» **Aim**
Please render each line of the rows below as a numbered list, skipping blank lines and leaving out the pictures.

[Annotated region listings]
## start
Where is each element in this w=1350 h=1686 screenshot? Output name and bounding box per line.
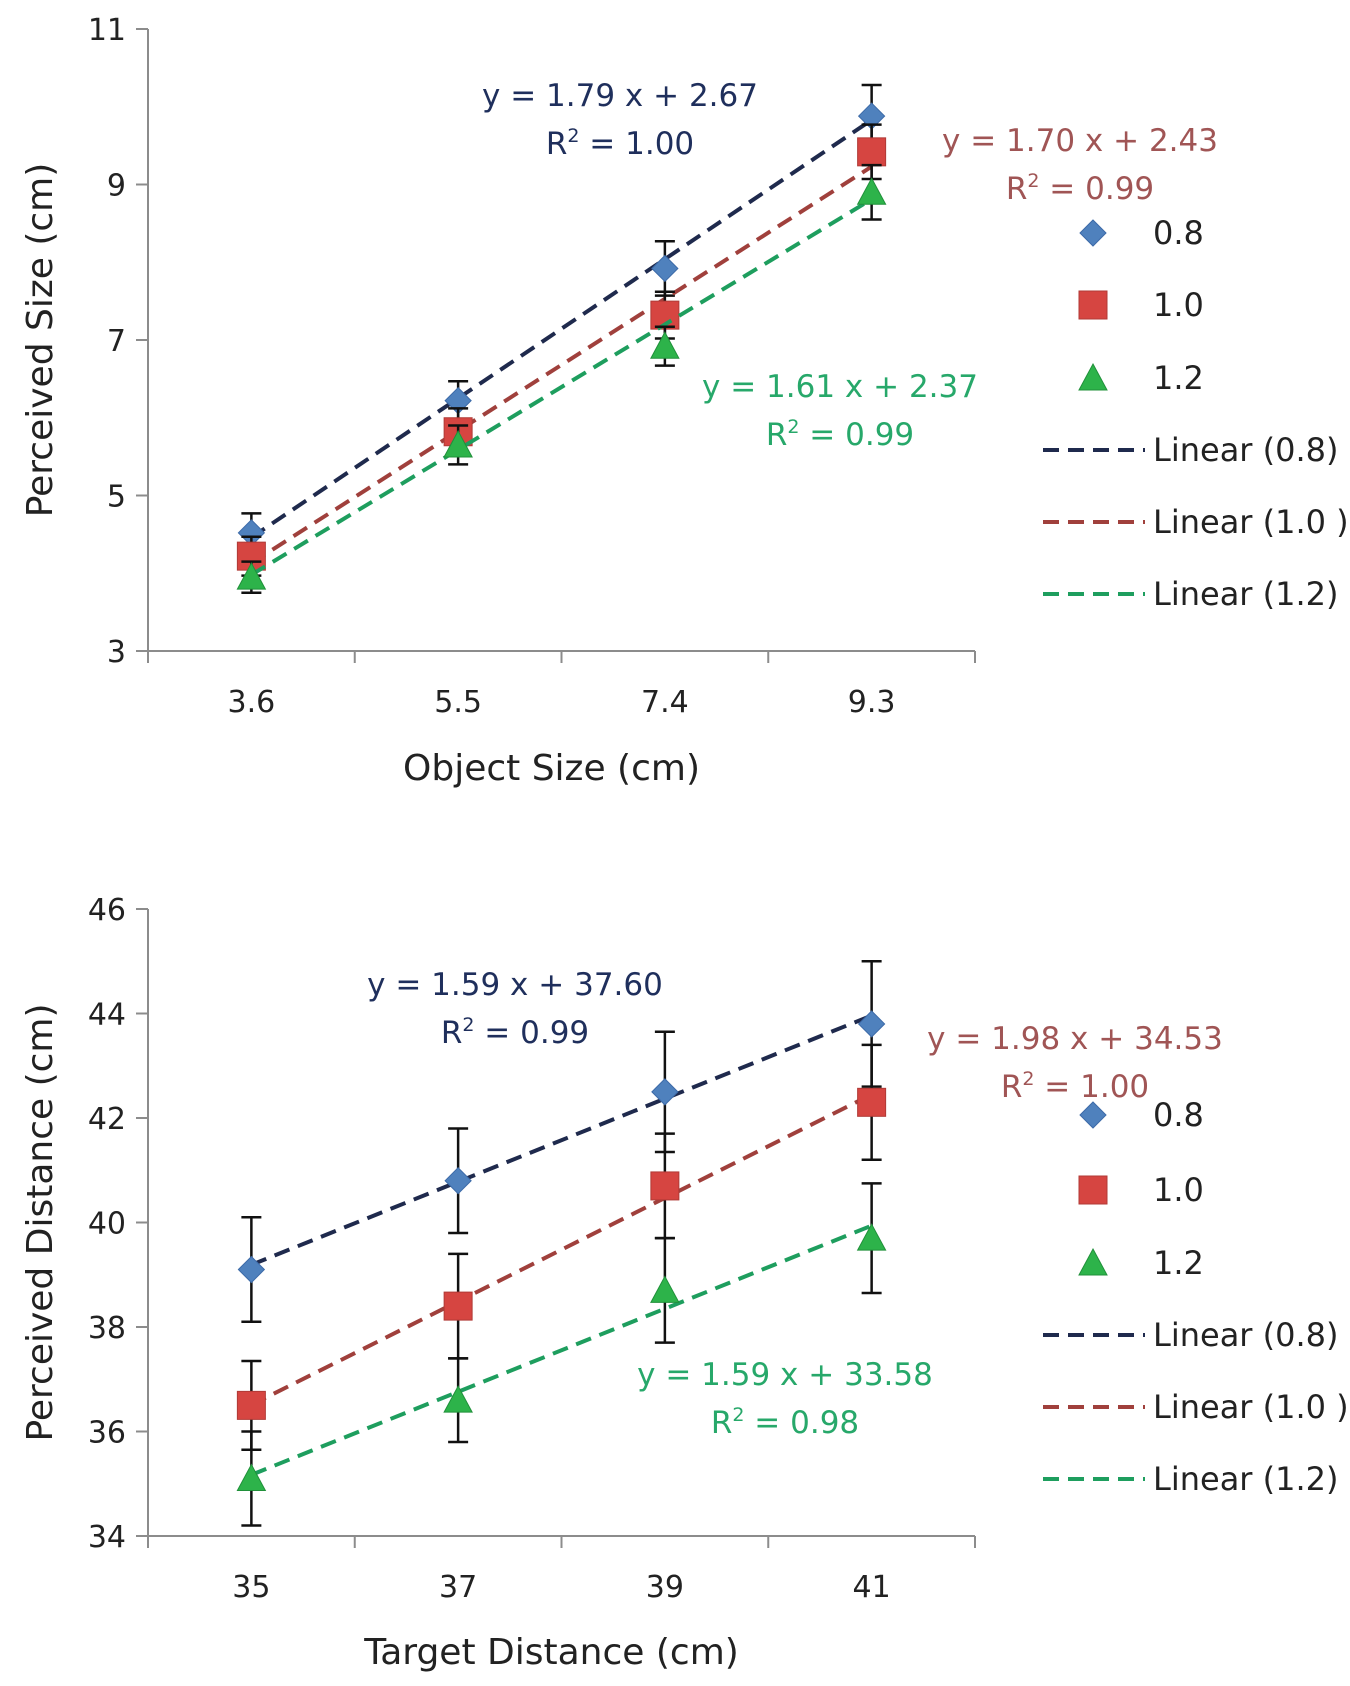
data-point (443, 1385, 473, 1413)
data-point (651, 254, 679, 283)
trend-equation: y = 1.59 x + 37.60 (367, 967, 663, 1003)
trendline (250, 1092, 873, 1407)
trend-r2: R2 = 0.99 (441, 1014, 589, 1051)
legend-label: 0.8 (1153, 214, 1204, 252)
x-tick-label: 35 (232, 1570, 270, 1605)
x-tick-label: 3.6 (228, 685, 276, 720)
data-point (444, 1166, 472, 1195)
y-tick-label: 11 (88, 13, 126, 48)
data-point (443, 429, 473, 458)
y-tick-label: 9 (107, 169, 126, 204)
trendline (250, 164, 873, 565)
x-tick-label: 5.5 (434, 685, 482, 720)
trend-r2: R2 = 0.99 (1006, 170, 1154, 207)
legend-label: Linear (1.2) (1153, 575, 1338, 613)
trend-r2: R2 = 0.98 (711, 1404, 859, 1441)
trend-equation: y = 1.61 x + 2.37 (702, 369, 978, 405)
legend-label: Linear (0.8) (1153, 431, 1338, 469)
data-point (236, 1390, 266, 1420)
trendline (250, 1013, 873, 1267)
trend-r2: R2 = 0.99 (766, 416, 914, 453)
legend-label: 1.2 (1153, 1244, 1204, 1282)
legend-symbol (1078, 1247, 1108, 1276)
data-point (443, 1291, 473, 1321)
y-tick-label: 46 (88, 893, 126, 928)
trendline (250, 197, 873, 577)
x-tick-label: 39 (646, 1570, 684, 1605)
x-axis-title: Object Size (cm) (403, 748, 700, 789)
data-point (236, 562, 267, 590)
y-tick-label: 44 (88, 998, 126, 1033)
data-point (857, 1087, 887, 1117)
data-point (650, 331, 680, 359)
trend-r2: R2 = 1.00 (546, 125, 694, 162)
legend-symbol (1078, 362, 1108, 391)
y-tick-label: 34 (88, 1520, 126, 1555)
legend: 0.8 1.0 1.2 Linear (0.8) Linear (1.0 ) Linear… (1043, 214, 1349, 613)
series-0.8: y = 1.59 x + 37.60 R2 = 0.99 (237, 960, 886, 1324)
legend-symbol (1078, 1175, 1108, 1205)
data-point (237, 1255, 266, 1284)
y-tick-label: 40 (88, 1207, 126, 1242)
x-tick-label: 41 (853, 1570, 891, 1605)
y-tick-label: 36 (88, 1416, 126, 1451)
series-1.0: y = 1.98 x + 34.53 R2 = 1.00 (236, 1021, 1223, 1452)
trend-equation: y = 1.59 x + 33.58 (637, 1357, 933, 1393)
data-point (857, 137, 887, 167)
trend-equation: y = 1.98 x + 34.53 (927, 1021, 1223, 1057)
y-tick-label: 38 (88, 1311, 126, 1346)
series-1.2: y = 1.61 x + 2.37 R2 = 0.99 (236, 163, 978, 594)
chart-2: 34 36 38 40 42 44 46 35 37 39 41 Target Distance (c… (20, 893, 1349, 1673)
data-point (856, 177, 887, 205)
series-1.2: y = 1.59 x + 33.58 R2 = 0.98 (236, 1182, 933, 1527)
legend-symbol (1079, 1101, 1107, 1129)
x-tick-label: 37 (439, 1570, 477, 1605)
legend-label: 1.0 (1153, 286, 1204, 324)
legend-label: Linear (1.0 ) (1153, 1388, 1349, 1426)
y-axis-title: Perceived Size (cm) (20, 163, 61, 518)
trend-equation: y = 1.70 x + 2.43 (942, 123, 1218, 159)
y-tick-label: 42 (88, 1102, 126, 1137)
data-point (856, 1223, 887, 1251)
legend-label: Linear (1.2) (1153, 1460, 1338, 1498)
data-point (651, 1078, 679, 1106)
trend-equation: y = 1.79 x + 2.67 (482, 78, 758, 114)
legend-label: Linear (0.8) (1153, 1316, 1338, 1354)
data-point (650, 1171, 680, 1201)
legend-symbol (1079, 219, 1107, 247)
trendline (250, 118, 873, 540)
data-point (236, 1463, 267, 1492)
x-axis-title: Target Distance (cm) (363, 1632, 739, 1673)
y-tick-label: 5 (107, 480, 126, 515)
chart-1: 3 5 7 9 11 3.6 5.5 7.4 9.3 Object Size (cm) Percei… (20, 13, 1349, 789)
series-0.8: y = 1.79 x + 2.67 R2 = 1.00 (237, 78, 886, 554)
y-tick-label: 7 (107, 324, 126, 359)
data-point (650, 1275, 680, 1303)
legend-label: 1.0 (1153, 1171, 1204, 1209)
legend: 0.8 1.0 1.2 Linear (0.8) Linear (1.0 ) Linear… (1043, 1096, 1349, 1498)
trendline (250, 1223, 873, 1477)
y-tick-label: 3 (107, 635, 126, 670)
legend-symbol (1078, 290, 1108, 320)
legend-label: 1.2 (1153, 359, 1204, 397)
legend-label: Linear (1.0 ) (1153, 503, 1349, 541)
x-tick-label: 9.3 (848, 685, 896, 720)
x-tick-label: 7.4 (641, 685, 689, 720)
series-1.0: y = 1.70 x + 2.43 R2 = 0.99 (236, 123, 1218, 577)
data-point (857, 1010, 886, 1038)
legend-label: 0.8 (1153, 1096, 1204, 1134)
y-axis-title: Perceived Distance (cm) (20, 1003, 61, 1441)
trend-r2: R2 = 1.00 (1001, 1068, 1149, 1105)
## end
» **Response to this task**
1. Where is each element in this w=1350 h=1686 screenshot? Output name and bounding box per line.
2. data-point (443, 1385, 473, 1413)
3. data-point (651, 254, 679, 283)
4. trend-equation: y = 1.59 x + 37.60 (367, 967, 663, 1003)
5. trendline (250, 1092, 873, 1407)
6. trend-r2: R2 = 0.99 (441, 1014, 589, 1051)
7. legend-label: 0.8 (1153, 214, 1204, 252)
8. x-tick-label: 35 (232, 1570, 270, 1605)
9. x-tick-label: 3.6 (228, 685, 276, 720)
10. data-point (444, 1166, 472, 1195)
11. y-tick-label: 11 (88, 13, 126, 48)
12. data-point (443, 429, 473, 458)
13. y-tick-label: 9 (107, 169, 126, 204)
14. trendline (250, 164, 873, 565)
15. x-tick-label: 5.5 (434, 685, 482, 720)
16. trend-r2: R2 = 0.99 (1006, 170, 1154, 207)
17. legend-label: Linear (1.2) (1153, 575, 1338, 613)
18. trend-r2: R2 = 0.98 (711, 1404, 859, 1441)
19. trend-equation: y = 1.61 x + 2.37 (702, 369, 978, 405)
20. legend-label: Linear (0.8) (1153, 431, 1338, 469)
21. data-point (236, 1390, 266, 1420)
22. trendline (250, 1013, 873, 1267)
23. trend-r2: R2 = 0.99 (766, 416, 914, 453)
24. legend-label: 1.2 (1153, 1244, 1204, 1282)
25. legend-symbol (1078, 1247, 1108, 1276)
26. data-point (443, 1291, 473, 1321)
27. y-tick-label: 46 (88, 893, 126, 928)
28. trendline (250, 197, 873, 577)
29. x-tick-label: 39 (646, 1570, 684, 1605)
30. x-axis-title: Object Size (cm) (403, 748, 700, 789)
31. data-point (236, 562, 267, 590)
32. y-tick-label: 44 (88, 998, 126, 1033)
33. data-point (857, 1087, 887, 1117)
34. data-point (650, 331, 680, 359)
35. trend-r2: R2 = 1.00 (546, 125, 694, 162)
36. legend-symbol (1078, 362, 1108, 391)
37. y-tick-label: 34 (88, 1520, 126, 1555)
38. legend: 0.8 1.0 1.2 Linear (0.8) Linear (1.0 ) Linear… (1043, 214, 1349, 613)
39. series-0.8: y = 1.59 x + 37.60 R2 = 0.99 (237, 960, 886, 1324)
40. legend-symbol (1078, 1175, 1108, 1205)
41. data-point (237, 1255, 266, 1284)
42. y-tick-label: 40 (88, 1207, 126, 1242)
43. x-tick-label: 41 (853, 1570, 891, 1605)
44. y-tick-label: 36 (88, 1416, 126, 1451)
45. series-1.0: y = 1.98 x + 34.53 R2 = 1.00 (236, 1021, 1223, 1452)
46. trend-equation: y = 1.59 x + 33.58 (637, 1357, 933, 1393)
47. data-point (857, 137, 887, 167)
48. trend-equation: y = 1.98 x + 34.53 (927, 1021, 1223, 1057)
49. y-tick-label: 38 (88, 1311, 126, 1346)
50. series-1.2: y = 1.61 x + 2.37 R2 = 0.99 (236, 163, 978, 594)
51. chart-2: 34 36 38 40 42 44 46 35 37 39 41 Target Distance (c… (20, 893, 1349, 1673)
52. data-point (856, 177, 887, 205)
53. series-1.2: y = 1.59 x + 33.58 R2 = 0.98 (236, 1182, 933, 1527)
54. legend-symbol (1079, 1101, 1107, 1129)
55. x-tick-label: 37 (439, 1570, 477, 1605)
56. legend-label: 1.0 (1153, 286, 1204, 324)
57. legend-label: Linear (1.0 ) (1153, 1388, 1349, 1426)
58. y-axis-title: Perceived Size (cm) (20, 163, 61, 518)
59. trend-equation: y = 1.70 x + 2.43 (942, 123, 1218, 159)
60. y-tick-label: 42 (88, 1102, 126, 1137)
61. data-point (856, 1223, 887, 1251)
62. legend-label: Linear (1.2) (1153, 1460, 1338, 1498)
63. data-point (651, 1078, 679, 1106)
64. trend-equation: y = 1.79 x + 2.67 (482, 78, 758, 114)
65. legend-label: Linear (0.8) (1153, 1316, 1338, 1354)
66. data-point (650, 1171, 680, 1201)
67. legend-symbol (1079, 219, 1107, 247)
68. trendline (250, 118, 873, 540)
69. data-point (236, 1463, 267, 1492)
70. x-axis-title: Target Distance (cm) (363, 1632, 739, 1673)
71. y-tick-label: 5 (107, 480, 126, 515)
72. chart-1: 3 5 7 9 11 3.6 5.5 7.4 9.3 Object Size (cm) Percei… (20, 13, 1349, 789)
73. series-0.8: y = 1.79 x + 2.67 R2 = 1.00 (237, 78, 886, 554)
74. y-tick-label: 7 (107, 324, 126, 359)
75. data-point (650, 1275, 680, 1303)
76. legend-label: 1.0 (1153, 1171, 1204, 1209)
77. legend: 0.8 1.0 1.2 Linear (0.8) Linear (1.0 ) Linear… (1043, 1096, 1349, 1498)
78. trendline (250, 1223, 873, 1477)
79. y-tick-label: 3 (107, 635, 126, 670)
80. legend-symbol (1078, 290, 1108, 320)
81. legend-label: 1.2 (1153, 359, 1204, 397)
82. legend-label: Linear (1.0 ) (1153, 503, 1349, 541)
83. x-tick-label: 9.3 (848, 685, 896, 720)
84. x-tick-label: 7.4 (641, 685, 689, 720)
85. series-1.0: y = 1.70 x + 2.43 R2 = 0.99 (236, 123, 1218, 577)
86. data-point (857, 1010, 886, 1038)
87. legend-label: 0.8 (1153, 1096, 1204, 1134)
88. y-axis-title: Perceived Distance (cm) (20, 1003, 61, 1441)
89. trend-r2: R2 = 1.00 (1001, 1068, 1149, 1105)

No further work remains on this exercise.